Across the data below, how many lines hold "this"? Answer with that number and nothing else.
——————
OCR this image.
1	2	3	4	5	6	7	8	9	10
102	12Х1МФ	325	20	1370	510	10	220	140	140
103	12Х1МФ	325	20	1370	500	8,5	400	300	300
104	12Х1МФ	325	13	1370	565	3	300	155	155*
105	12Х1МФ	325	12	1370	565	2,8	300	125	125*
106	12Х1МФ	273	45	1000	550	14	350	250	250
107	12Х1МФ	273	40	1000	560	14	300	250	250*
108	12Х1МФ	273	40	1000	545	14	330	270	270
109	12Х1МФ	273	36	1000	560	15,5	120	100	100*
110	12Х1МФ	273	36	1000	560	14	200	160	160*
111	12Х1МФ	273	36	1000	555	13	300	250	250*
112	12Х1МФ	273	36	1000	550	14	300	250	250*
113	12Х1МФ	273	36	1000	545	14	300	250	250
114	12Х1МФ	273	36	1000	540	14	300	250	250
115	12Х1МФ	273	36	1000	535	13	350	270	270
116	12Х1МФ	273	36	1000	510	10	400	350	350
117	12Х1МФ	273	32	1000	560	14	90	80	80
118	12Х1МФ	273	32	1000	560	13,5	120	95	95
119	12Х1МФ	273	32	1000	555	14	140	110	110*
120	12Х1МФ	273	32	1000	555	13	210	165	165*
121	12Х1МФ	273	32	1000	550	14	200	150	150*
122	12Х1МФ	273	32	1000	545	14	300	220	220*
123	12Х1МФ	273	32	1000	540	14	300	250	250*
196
——————
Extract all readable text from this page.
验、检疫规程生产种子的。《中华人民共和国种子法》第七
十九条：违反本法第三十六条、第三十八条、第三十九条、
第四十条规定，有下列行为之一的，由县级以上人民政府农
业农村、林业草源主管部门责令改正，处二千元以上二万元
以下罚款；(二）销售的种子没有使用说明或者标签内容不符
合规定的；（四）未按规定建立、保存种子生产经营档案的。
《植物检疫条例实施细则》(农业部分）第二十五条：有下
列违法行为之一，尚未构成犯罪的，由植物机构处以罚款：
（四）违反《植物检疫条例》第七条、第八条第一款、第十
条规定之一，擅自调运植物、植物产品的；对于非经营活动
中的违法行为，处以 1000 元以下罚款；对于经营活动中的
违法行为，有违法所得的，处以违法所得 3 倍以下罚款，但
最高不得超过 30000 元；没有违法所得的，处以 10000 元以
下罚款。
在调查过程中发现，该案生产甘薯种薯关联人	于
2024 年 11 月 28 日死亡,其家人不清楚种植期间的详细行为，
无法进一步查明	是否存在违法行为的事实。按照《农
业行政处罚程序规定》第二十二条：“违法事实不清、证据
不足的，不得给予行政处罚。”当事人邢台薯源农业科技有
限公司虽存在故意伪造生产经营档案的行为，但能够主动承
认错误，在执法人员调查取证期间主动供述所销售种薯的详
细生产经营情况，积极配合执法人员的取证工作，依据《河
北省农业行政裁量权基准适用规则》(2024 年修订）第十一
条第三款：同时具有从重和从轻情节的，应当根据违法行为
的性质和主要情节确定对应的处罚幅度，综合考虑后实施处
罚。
——————
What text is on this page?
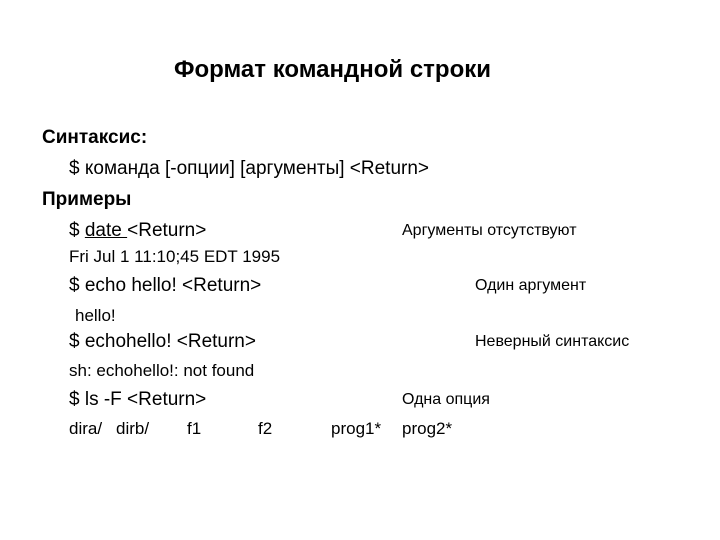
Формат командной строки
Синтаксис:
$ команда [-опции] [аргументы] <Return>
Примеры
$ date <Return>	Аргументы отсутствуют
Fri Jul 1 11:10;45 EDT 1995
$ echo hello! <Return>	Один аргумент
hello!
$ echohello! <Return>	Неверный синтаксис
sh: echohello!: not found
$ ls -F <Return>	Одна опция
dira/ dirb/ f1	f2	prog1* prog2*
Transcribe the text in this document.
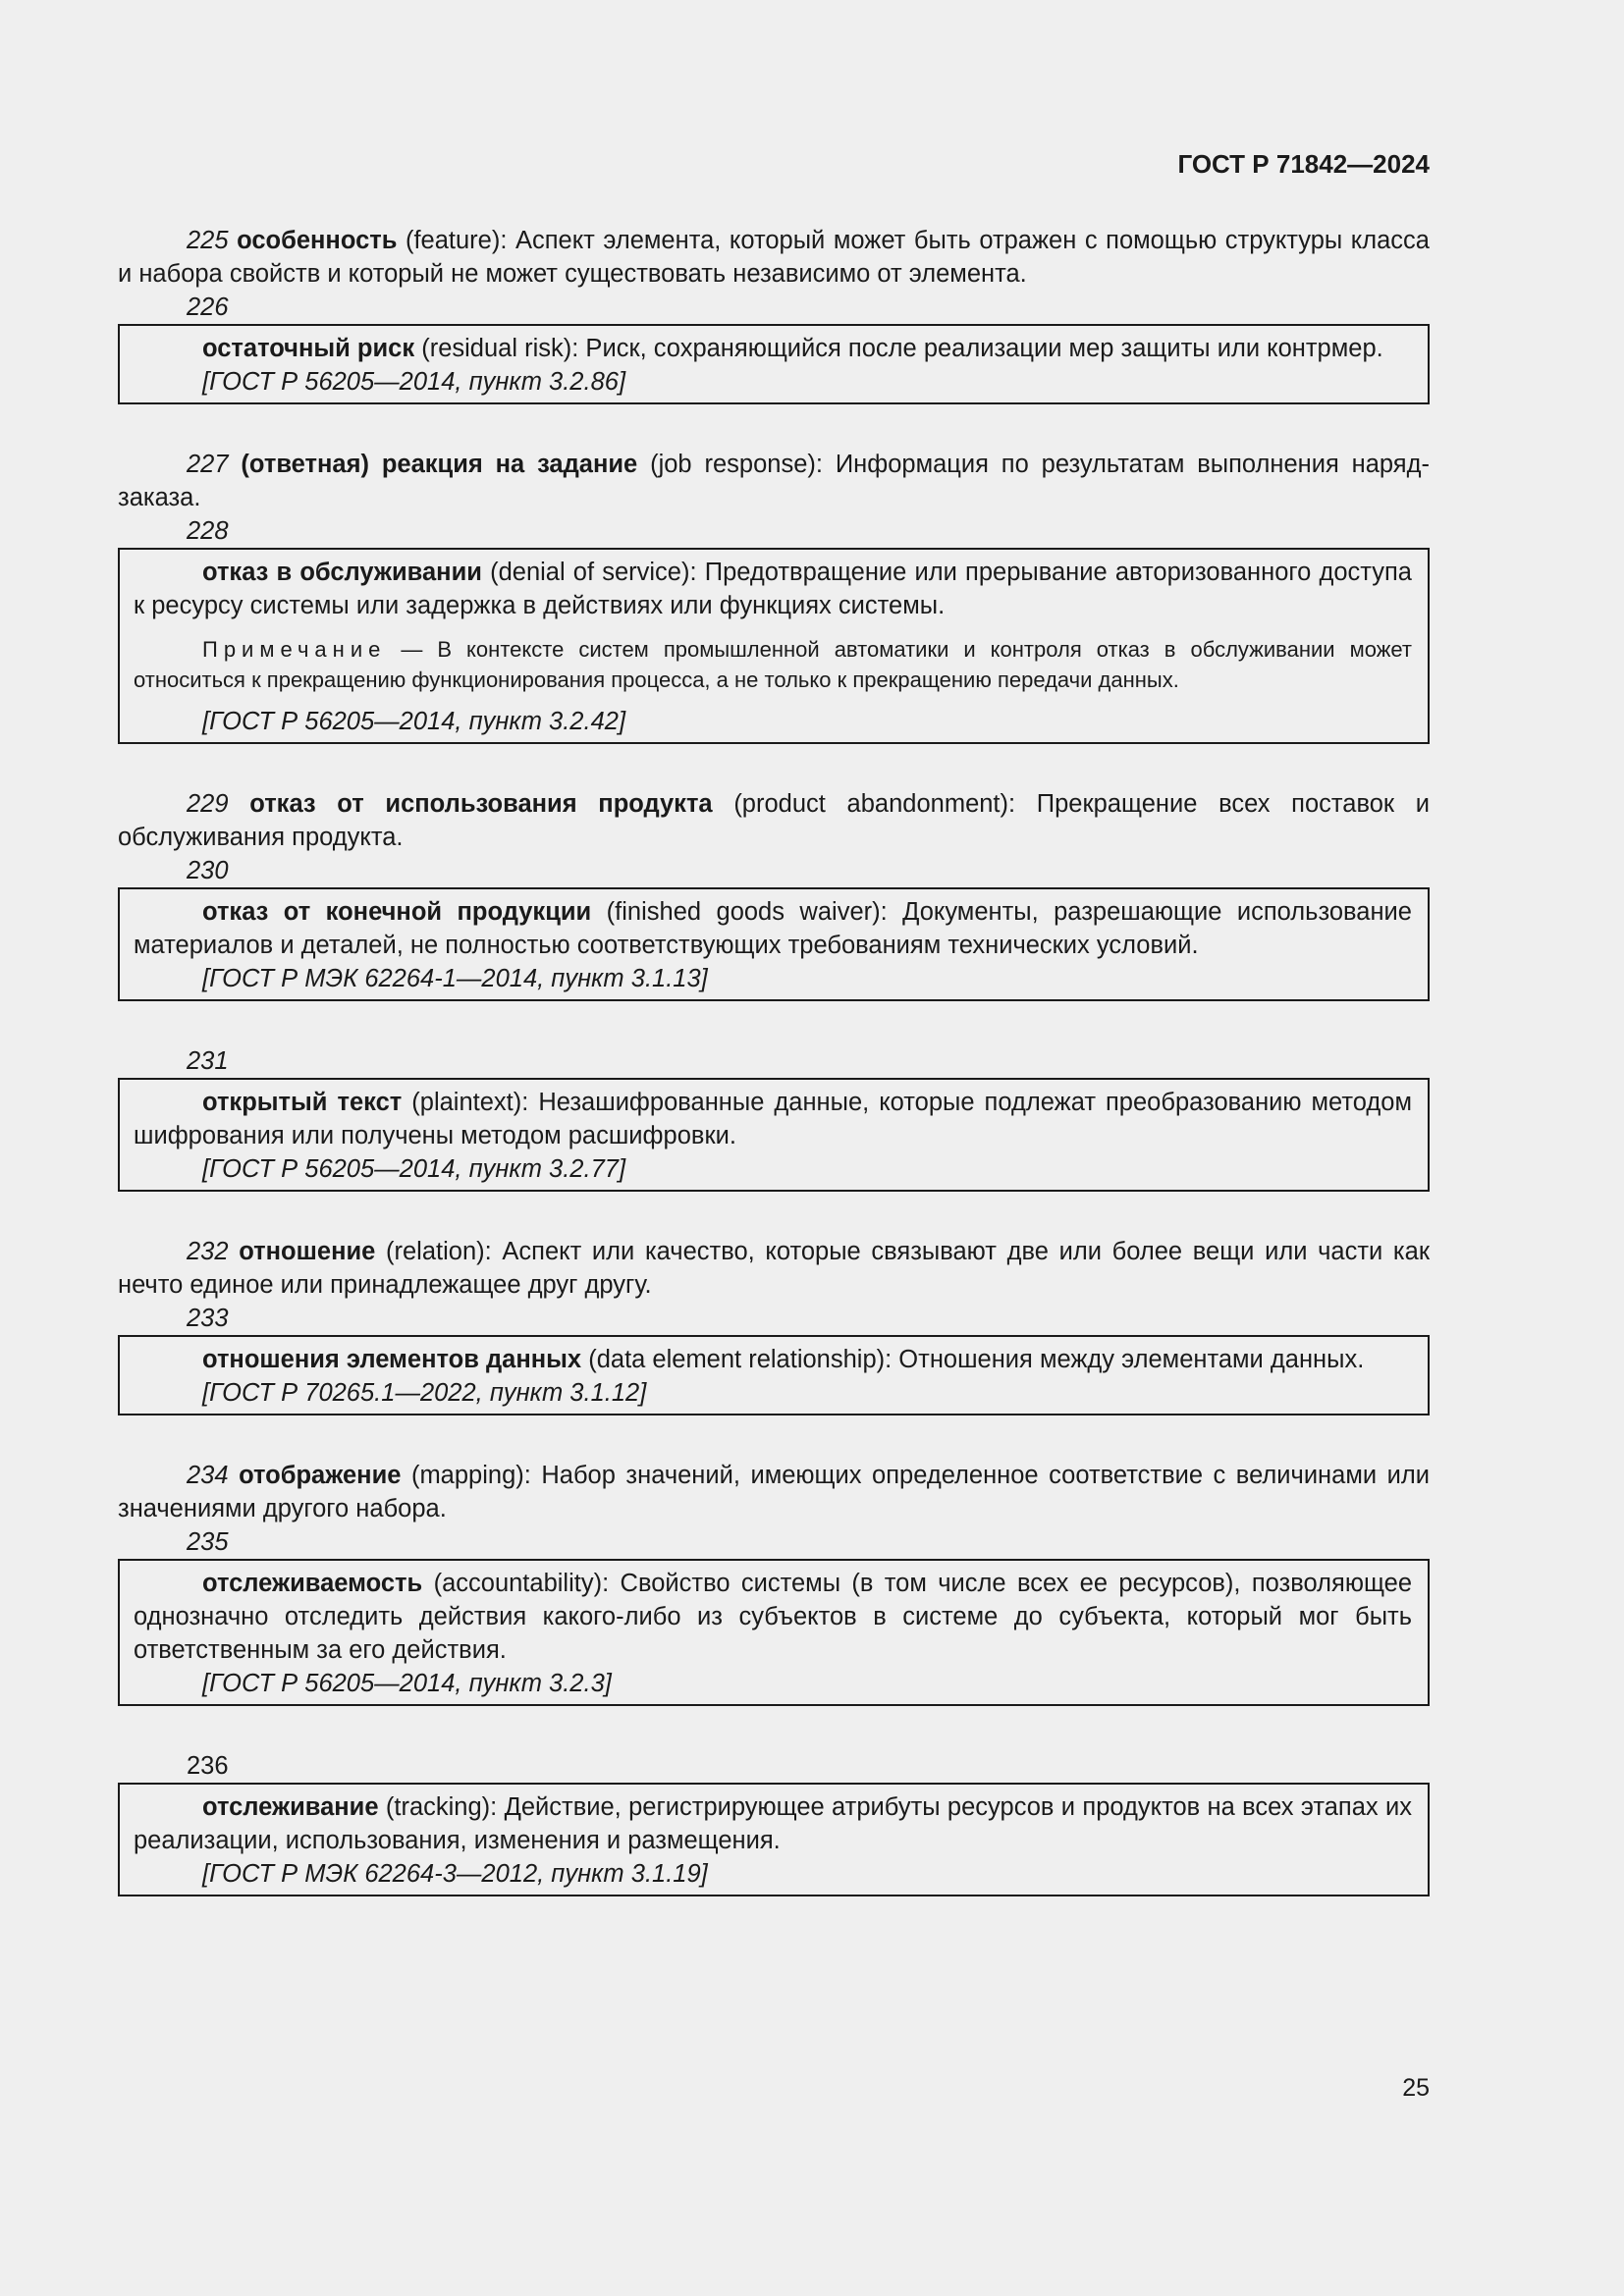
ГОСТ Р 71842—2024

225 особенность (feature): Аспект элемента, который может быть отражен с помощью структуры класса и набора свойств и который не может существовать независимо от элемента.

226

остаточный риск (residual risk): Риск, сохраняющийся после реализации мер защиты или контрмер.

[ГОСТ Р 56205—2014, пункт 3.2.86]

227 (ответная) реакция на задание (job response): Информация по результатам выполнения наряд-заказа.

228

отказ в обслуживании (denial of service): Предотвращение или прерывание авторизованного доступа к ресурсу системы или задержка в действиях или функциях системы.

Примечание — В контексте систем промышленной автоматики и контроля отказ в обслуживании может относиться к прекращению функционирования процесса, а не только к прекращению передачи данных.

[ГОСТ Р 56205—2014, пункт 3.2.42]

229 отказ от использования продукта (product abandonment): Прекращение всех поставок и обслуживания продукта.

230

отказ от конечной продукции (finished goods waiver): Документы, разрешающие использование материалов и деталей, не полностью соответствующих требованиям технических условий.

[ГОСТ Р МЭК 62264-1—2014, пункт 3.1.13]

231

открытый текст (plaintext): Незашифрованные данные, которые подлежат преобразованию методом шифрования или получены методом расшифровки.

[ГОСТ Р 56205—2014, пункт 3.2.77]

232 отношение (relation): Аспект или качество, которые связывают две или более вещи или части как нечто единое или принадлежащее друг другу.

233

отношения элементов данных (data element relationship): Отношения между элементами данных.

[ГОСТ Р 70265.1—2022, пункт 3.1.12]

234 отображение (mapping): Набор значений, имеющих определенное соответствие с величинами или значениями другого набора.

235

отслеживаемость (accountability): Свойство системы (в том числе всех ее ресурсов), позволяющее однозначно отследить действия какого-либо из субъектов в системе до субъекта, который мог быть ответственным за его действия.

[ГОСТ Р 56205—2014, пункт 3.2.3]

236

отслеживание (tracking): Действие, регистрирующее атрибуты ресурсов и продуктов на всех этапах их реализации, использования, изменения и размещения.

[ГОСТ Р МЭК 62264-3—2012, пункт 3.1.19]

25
——————
_Reply to the task_
4